Data excerpts:
-------

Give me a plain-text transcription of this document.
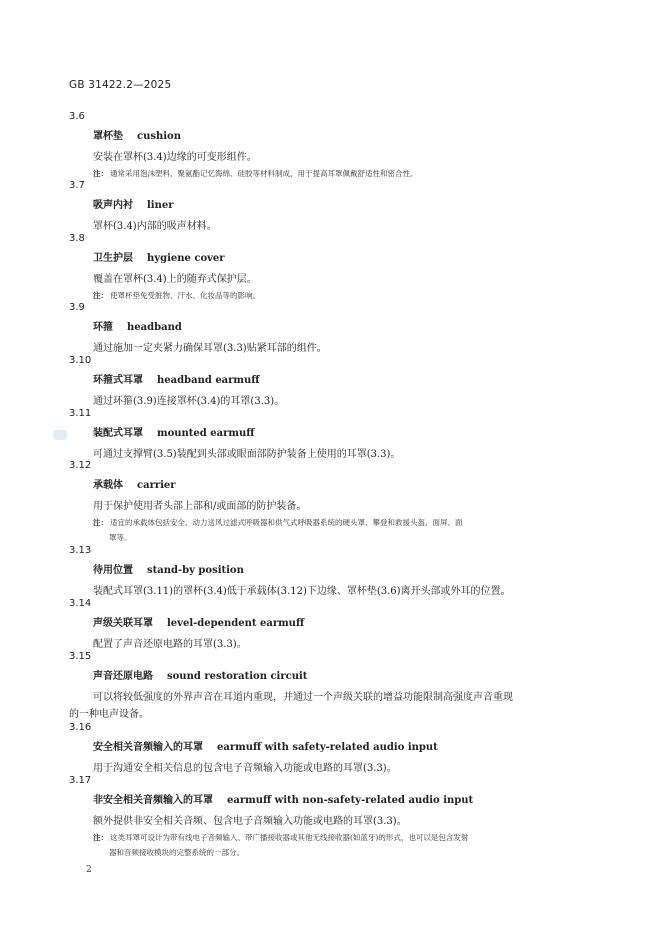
GB 31422.2—2025
3.6
罩杯垫 cushion
安装在罩杯(3.4)边缘的可变形组件。
注： 通常采用泡沫塑料、聚氨酯记忆海绵、硅胶等材料制成，用于提高耳罩佩戴舒适性和密合性。
3.7
吸声内衬 liner
罩杯(3.4)内部的吸声材料。
3.8
卫生护层 hygiene cover
覆盖在罩杯(3.4)上的随弃式保护层。
注： 使罩杯垫免受脏物、汗水、化妆品等的影响。
3.9
环箍 headband
通过施加一定夹紧力确保耳罩(3.3)贴紧耳部的组件。
3.10
环箍式耳罩 headband earmuff
通过环箍(3.9)连接罩杯(3.4)的耳罩(3.3)。
3.11
装配式耳罩 mounted earmuff
可通过支撑臂(3.5)装配到头部或眼面部防护装备上使用的耳罩(3.3)。
3.12
承载体 carrier
用于保护使用者头部上部和/或面部的防护装备。
注： 适宜的承载体包括安全、动力送风过滤式呼吸器和供气式呼吸器系统的硬头罩、攀登和救援头盔、面屏、面
罩等。
3.13
待用位置 stand-by position
装配式耳罩(3.11)的罩杯(3.4)低于承载体(3.12)下边缘、罩杯垫(3.6)离开头部或外耳的位置。
3.14
声级关联耳罩 level-dependent earmuff
配置了声音还原电路的耳罩(3.3)。
3.15
声音还原电路 sound restoration circuit
可以将较低强度的外界声音在耳道内重现，并通过一个声级关联的增益功能限制高强度声音重现
的一种电声设备。
3.16
安全相关音频输入的耳罩 earmuff with safety-related audio input
用于沟通安全相关信息的包含电子音频输入功能或电路的耳罩(3.3)。
3.17
非安全相关音频输入的耳罩 earmuff with non-safety-related audio input
额外提供非安全相关音频、包含电子音频输入功能或电路的耳罩(3.3)。
注： 这类耳罩可设计为带有线电子音频输入、带广播接收器或其他无线接收器(如蓝牙)的形式，也可以是包含发射
器和音频接收模块的完整系统的一部分。
2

-------

**TO DO:** Reproduce the data word for word, excluding its pictures.

**TASK OUTPUT:**
Give me a plain-text transcription of this document.
GB 31422.2—2025
3.6
罩杯垫 cushion
安装在罩杯(3.4)边缘的可变形组件。
注： 通常采用泡沫塑料、聚氨酯记忆海绵、硅胶等材料制成，用于提高耳罩佩戴舒适性和密合性。
3.7
吸声内衬 liner
罩杯(3.4)内部的吸声材料。
3.8
卫生护层 hygiene cover
覆盖在罩杯(3.4)上的随弃式保护层。
注： 使罩杯垫免受脏物、汗水、化妆品等的影响。
3.9
环箍 headband
通过施加一定夹紧力确保耳罩(3.3)贴紧耳部的组件。
3.10
环箍式耳罩 headband earmuff
通过环箍(3.9)连接罩杯(3.4)的耳罩(3.3)。
3.11
装配式耳罩 mounted earmuff
可通过支撑臂(3.5)装配到头部或眼面部防护装备上使用的耳罩(3.3)。
3.12
承载体 carrier
用于保护使用者头部上部和/或面部的防护装备。
注： 适宜的承载体包括安全、动力送风过滤式呼吸器和供气式呼吸器系统的硬头罩、攀登和救援头盔、面屏、面
罩等。
3.13
待用位置 stand-by position
装配式耳罩(3.11)的罩杯(3.4)低于承载体(3.12)下边缘、罩杯垫(3.6)离开头部或外耳的位置。
3.14
声级关联耳罩 level-dependent earmuff
配置了声音还原电路的耳罩(3.3)。
3.15
声音还原电路 sound restoration circuit
可以将较低强度的外界声音在耳道内重现，并通过一个声级关联的增益功能限制高强度声音重现
的一种电声设备。
3.16
安全相关音频输入的耳罩 earmuff with safety-related audio input
用于沟通安全相关信息的包含电子音频输入功能或电路的耳罩(3.3)。
3.17
非安全相关音频输入的耳罩 earmuff with non-safety-related audio input
额外提供非安全相关音频、包含电子音频输入功能或电路的耳罩(3.3)。
注： 这类耳罩可设计为带有线电子音频输入、带广播接收器或其他无线接收器(如蓝牙)的形式，也可以是包含发射
器和音频接收模块的完整系统的一部分。
2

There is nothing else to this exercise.